» Verilen Görev 1: Aşağıdaki dil akademileri konulu metni iki cümleyle özetleyin.

» Metin Bloğu:
RECEP ARSLAN

RECEP ARSLAN

Anlayış meselesi

Batı’da dil kurumlarının geçmişi 16. yüzyılın ikinci yarısına rastlar. Bu kurumların çoğu akademi adını taşımıştır. Academy Latince bir kelime. Bütün Batı dillerinin temeli olduğundan ve Tevrat ve İncil’in Latince nüshaları olduğundan Yahudi ve Hıritiyanları rahatsız etmeyen bir kelime. Onların hiç biri Latince’yi yabancı dil saymaz, aksine ana dil, temel dil olarak kabul ederler. Çünki dinlerinin kitabı o dildedir. İbranice için de olumlu düşünürler.

Bütün bu akademilerin amacı özleştirici ve düzeltici olmaktır. 15 ve 16. yüzyıllarda kılasik, eski, yaşlı diller üzerinde  incelemeler arttı. Avrupa dillerine şuradan-buradan gelişigüzel kelimeler girmiş, bunlar milli kelime haznesinin tadını bozacak ölçüde çoğalmıştır.

Demek ki neymiş? Dillere şuradan-buradan gelişigüzel giren kelimeler , milli kelime haznesinin tadını bozarmış.

» Verilen Görev 2: Aşağıdaki listenin başından "- svg-text:R: R: [317, 69, 323, 78]" ifadesini içeren satıra kadar her şeyi, o satır da dahil olmak üzere yeniden yazın.

[Sınırlayıcı Kutu Açıklamaları]
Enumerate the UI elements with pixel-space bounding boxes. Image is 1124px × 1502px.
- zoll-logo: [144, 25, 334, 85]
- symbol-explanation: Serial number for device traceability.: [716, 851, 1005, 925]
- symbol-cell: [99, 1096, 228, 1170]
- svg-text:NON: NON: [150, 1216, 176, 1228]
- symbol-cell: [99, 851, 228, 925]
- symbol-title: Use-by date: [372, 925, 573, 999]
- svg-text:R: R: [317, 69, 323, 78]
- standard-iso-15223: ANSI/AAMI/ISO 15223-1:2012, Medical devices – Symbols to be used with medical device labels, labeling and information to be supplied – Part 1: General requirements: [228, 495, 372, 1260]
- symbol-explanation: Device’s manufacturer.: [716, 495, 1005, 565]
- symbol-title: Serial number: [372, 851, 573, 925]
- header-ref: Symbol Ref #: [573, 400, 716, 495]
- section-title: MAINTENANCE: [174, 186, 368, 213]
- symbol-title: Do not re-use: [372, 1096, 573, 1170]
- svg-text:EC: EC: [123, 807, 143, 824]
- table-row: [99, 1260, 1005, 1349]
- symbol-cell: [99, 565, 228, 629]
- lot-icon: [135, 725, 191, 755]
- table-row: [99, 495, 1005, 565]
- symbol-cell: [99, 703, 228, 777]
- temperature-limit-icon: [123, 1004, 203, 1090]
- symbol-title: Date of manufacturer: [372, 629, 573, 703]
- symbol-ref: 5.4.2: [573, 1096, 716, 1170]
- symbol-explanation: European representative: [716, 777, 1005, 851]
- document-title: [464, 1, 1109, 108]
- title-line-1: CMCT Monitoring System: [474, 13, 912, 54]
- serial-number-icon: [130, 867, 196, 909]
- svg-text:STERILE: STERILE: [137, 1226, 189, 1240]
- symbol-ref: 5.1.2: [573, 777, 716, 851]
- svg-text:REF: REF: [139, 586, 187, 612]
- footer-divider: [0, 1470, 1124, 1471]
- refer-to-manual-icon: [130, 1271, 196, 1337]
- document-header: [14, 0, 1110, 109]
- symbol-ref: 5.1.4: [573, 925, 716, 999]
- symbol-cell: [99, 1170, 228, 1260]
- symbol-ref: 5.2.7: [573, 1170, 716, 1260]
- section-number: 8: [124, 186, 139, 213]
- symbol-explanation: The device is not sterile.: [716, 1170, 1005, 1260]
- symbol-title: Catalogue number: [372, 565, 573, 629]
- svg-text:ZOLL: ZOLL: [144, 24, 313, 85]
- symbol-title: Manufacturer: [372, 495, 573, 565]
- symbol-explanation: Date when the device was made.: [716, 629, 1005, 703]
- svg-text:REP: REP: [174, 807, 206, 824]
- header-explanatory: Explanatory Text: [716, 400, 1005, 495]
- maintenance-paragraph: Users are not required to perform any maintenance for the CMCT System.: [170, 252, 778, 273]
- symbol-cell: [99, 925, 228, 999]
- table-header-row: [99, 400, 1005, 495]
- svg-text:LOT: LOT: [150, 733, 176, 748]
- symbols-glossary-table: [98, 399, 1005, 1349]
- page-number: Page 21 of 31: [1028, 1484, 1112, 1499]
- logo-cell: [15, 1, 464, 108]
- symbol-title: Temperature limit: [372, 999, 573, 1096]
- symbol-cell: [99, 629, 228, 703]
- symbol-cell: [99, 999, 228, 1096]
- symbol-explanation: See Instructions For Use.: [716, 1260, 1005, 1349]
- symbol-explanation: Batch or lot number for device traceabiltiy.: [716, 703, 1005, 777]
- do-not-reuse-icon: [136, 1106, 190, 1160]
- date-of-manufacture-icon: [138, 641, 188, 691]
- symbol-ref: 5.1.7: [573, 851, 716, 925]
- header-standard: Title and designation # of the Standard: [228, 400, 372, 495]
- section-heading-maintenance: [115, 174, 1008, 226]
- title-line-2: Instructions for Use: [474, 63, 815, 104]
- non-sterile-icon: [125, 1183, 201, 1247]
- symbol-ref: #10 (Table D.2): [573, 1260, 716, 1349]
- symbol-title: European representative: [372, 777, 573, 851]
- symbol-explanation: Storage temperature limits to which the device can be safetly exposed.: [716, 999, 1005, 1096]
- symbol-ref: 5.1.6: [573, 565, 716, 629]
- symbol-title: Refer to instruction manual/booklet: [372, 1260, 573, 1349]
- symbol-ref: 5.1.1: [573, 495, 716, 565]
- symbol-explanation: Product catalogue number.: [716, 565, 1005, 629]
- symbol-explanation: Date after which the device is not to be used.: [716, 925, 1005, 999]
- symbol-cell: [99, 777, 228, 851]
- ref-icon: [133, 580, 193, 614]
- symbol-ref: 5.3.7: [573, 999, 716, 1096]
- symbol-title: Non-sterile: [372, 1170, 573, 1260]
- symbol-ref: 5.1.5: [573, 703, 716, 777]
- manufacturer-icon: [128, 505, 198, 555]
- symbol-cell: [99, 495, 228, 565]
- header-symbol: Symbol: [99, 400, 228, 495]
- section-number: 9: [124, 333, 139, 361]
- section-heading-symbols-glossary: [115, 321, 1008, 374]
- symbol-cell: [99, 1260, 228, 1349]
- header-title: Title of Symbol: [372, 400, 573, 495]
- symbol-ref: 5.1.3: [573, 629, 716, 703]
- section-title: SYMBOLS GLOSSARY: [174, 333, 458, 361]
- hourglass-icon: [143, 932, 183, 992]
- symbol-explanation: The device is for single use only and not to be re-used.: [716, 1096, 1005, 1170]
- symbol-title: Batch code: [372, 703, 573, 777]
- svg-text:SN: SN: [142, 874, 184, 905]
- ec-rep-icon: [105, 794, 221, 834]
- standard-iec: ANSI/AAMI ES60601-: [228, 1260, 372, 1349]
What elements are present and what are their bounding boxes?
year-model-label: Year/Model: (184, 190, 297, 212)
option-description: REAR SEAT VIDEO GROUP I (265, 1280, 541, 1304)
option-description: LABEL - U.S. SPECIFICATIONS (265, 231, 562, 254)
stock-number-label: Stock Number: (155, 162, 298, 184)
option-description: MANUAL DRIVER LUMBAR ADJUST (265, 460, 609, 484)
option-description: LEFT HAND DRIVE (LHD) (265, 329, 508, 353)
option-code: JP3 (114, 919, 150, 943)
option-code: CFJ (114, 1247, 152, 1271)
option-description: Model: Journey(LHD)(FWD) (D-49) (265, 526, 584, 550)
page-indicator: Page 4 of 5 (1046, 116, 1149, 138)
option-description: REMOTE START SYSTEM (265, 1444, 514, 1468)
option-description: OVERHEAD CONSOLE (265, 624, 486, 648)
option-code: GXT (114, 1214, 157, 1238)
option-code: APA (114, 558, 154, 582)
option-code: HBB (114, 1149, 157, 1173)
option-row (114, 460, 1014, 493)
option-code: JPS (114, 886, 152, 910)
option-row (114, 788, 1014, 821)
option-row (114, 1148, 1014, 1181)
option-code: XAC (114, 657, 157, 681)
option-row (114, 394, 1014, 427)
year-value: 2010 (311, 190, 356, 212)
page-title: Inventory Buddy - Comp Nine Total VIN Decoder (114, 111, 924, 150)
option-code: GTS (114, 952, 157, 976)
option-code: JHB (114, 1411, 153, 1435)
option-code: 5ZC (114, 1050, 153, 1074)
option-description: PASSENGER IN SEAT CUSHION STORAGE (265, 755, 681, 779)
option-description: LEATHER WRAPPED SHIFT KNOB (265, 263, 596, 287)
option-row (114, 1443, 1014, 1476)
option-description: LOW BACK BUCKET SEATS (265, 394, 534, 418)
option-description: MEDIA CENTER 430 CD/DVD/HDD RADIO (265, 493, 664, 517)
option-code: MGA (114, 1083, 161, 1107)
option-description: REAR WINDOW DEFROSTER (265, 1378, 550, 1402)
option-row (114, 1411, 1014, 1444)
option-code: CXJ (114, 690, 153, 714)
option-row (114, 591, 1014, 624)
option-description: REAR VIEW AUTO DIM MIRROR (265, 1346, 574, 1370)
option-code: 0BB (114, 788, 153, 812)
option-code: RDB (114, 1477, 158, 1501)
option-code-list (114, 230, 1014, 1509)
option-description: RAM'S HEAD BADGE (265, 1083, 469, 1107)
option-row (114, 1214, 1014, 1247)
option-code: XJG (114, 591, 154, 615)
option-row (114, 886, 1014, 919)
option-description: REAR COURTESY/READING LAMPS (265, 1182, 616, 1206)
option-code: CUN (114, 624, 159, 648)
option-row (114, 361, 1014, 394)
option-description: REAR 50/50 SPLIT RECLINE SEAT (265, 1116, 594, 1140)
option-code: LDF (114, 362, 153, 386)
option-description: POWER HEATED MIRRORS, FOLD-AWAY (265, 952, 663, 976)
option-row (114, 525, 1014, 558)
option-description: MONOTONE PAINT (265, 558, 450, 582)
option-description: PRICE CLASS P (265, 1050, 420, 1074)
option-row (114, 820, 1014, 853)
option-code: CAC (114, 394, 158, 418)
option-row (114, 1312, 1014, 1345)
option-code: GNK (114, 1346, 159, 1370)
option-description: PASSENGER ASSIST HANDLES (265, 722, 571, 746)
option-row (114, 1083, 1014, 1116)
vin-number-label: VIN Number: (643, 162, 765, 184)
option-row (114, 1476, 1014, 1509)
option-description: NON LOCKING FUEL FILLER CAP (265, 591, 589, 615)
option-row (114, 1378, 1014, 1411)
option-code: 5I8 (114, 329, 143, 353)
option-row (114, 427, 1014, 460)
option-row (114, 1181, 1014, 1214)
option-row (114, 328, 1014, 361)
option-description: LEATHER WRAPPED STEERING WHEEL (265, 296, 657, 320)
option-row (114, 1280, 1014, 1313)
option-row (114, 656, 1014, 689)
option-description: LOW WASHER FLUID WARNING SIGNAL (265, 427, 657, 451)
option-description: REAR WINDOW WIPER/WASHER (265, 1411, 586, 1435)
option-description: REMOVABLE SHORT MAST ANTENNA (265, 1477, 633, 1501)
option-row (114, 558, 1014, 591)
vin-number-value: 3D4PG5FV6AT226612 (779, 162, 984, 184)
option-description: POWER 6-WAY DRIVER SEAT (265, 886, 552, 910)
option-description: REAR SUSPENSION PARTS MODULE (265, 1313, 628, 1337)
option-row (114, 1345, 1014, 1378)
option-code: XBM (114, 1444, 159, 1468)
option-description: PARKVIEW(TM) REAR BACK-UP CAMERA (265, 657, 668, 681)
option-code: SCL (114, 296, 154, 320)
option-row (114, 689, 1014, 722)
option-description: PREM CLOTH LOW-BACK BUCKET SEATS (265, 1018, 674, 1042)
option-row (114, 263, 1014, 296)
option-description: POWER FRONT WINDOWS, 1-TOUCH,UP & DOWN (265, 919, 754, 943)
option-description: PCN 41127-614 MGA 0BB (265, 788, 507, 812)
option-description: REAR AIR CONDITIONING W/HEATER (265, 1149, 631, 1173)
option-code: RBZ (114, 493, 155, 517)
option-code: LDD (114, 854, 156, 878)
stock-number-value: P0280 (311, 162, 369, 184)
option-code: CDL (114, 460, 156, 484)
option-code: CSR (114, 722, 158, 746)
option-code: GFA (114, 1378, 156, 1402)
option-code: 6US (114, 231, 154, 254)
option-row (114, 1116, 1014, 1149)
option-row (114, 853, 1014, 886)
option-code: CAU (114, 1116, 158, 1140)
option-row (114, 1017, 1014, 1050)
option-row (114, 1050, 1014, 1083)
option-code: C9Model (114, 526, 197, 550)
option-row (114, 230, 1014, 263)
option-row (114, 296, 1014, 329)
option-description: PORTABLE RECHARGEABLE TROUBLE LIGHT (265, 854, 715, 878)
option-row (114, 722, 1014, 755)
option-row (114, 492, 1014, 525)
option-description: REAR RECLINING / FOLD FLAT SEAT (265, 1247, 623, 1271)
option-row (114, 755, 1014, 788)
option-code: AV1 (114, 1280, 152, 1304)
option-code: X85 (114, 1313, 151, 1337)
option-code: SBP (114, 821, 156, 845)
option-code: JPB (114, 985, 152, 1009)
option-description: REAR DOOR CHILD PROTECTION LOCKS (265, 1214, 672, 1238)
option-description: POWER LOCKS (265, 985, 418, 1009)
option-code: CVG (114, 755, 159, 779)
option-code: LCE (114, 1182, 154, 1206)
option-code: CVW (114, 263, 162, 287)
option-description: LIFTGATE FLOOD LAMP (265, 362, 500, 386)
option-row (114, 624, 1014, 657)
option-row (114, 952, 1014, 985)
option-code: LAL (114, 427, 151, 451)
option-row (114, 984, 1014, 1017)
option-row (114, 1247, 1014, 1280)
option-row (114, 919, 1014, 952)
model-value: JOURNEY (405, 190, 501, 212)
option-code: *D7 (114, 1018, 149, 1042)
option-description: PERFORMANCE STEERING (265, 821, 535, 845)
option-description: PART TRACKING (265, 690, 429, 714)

» Alıştırma Çıktısı 1: Batı'da dil kurumlarının geçmişi 16. yüzyılın ikinci yarısına uzanır ve bu kurumların çoğu, Yahudi ve Hıristiyanları rahatsız etmeyen Latince bir kelime olan akademi adını taşımıştır. Bu akademilerin amacı özleştirici ve düzeltici olmaktır; Avrupa dillerine gelişigüzel giren kelimeler ise milli kelime haznesinin tadını bozacak ölçüde çoğalmıştır.

» Alıştırma Çıktısı 2:
Enumerate the UI elements with pixel-space bounding boxes. Image is 1124px × 1502px.
- zoll-logo: [144, 25, 334, 85]
- symbol-explanation: Serial number for device traceability.: [716, 851, 1005, 925]
- symbol-cell: [99, 1096, 228, 1170]
- svg-text:NON: NON: [150, 1216, 176, 1228]
- symbol-cell: [99, 851, 228, 925]
- symbol-title: Use-by date: [372, 925, 573, 999]
- svg-text:R: R: [317, 69, 323, 78]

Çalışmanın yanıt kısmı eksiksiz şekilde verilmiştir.